Text provided —
┌──
Carnot Cycle at Finite Power: Attainability of Maximal Efficiency

TL;DR

This paper investigates the possibility of reaching Carnot efficiency at finite power, revealing that realistic interactions lead to long cycle times and low power, but engineered interactions can achieve high efficiency with finite power.

Contribution

It generalizes the Carnot cycle to non-slow processes and links engine efficiency to computational complexity and protein folding paradoxes, proposing engineered interactions for finite power high efficiency.

Findings

Realistic engine-bath interactions result in long cycle times and low power near maximal efficiency.

Engineers can design interactions to achieve high efficiency at finite power.

The study connects thermodynamics with computational complexity and biological folding problems.
└──
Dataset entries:
┌──
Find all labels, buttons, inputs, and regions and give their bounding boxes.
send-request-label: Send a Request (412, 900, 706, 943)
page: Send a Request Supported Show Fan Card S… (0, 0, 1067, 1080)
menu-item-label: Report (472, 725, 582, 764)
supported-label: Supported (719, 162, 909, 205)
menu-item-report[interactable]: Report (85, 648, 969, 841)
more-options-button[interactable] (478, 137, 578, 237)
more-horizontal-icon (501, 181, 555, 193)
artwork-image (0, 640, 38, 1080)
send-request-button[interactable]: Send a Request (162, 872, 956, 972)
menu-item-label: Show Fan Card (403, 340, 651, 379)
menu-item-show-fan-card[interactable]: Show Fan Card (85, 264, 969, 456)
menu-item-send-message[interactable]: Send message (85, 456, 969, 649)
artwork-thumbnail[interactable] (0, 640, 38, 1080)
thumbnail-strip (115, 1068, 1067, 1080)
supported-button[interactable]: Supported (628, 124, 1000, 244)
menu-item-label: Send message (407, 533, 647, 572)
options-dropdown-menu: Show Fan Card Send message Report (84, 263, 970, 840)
└──
Task item — Copy the Carnot cycle summary from "Engineers can design" up to and including "biological folding problems.", swapping "finite power" for "nonzero power".

Your response —
Engineers can design interactions to achieve high efficiency at nonzero power.

The study connects thermodynamics with computational complexity and biological folding problems.